§ **REQUEST**: Below are the records; collect from them each line containing the string "name".

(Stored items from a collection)
┌──
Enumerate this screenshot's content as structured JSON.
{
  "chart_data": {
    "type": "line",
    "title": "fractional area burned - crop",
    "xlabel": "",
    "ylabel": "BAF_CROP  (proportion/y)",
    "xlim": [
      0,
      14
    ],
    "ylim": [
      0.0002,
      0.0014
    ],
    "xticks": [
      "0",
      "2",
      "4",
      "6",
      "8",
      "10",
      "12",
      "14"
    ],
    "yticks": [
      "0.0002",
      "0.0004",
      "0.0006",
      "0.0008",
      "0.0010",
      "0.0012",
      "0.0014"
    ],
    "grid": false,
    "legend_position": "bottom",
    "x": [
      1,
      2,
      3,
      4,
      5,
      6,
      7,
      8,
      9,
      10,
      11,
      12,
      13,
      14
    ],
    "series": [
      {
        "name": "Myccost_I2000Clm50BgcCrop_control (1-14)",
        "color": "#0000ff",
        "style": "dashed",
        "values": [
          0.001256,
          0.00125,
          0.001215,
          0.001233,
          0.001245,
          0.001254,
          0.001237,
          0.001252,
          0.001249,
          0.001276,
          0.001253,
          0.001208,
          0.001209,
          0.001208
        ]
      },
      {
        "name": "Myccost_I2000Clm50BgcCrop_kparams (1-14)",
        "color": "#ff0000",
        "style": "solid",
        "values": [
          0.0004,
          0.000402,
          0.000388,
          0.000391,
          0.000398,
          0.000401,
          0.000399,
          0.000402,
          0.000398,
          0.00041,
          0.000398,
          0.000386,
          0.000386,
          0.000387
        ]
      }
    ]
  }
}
└──
§ **EXERCISE ANSWER**:
        "name": "Myccost_I2000Clm50BgcCrop_control (1-14)",
        "name": "Myccost_I2000Clm50BgcCrop_kparams (1-14)",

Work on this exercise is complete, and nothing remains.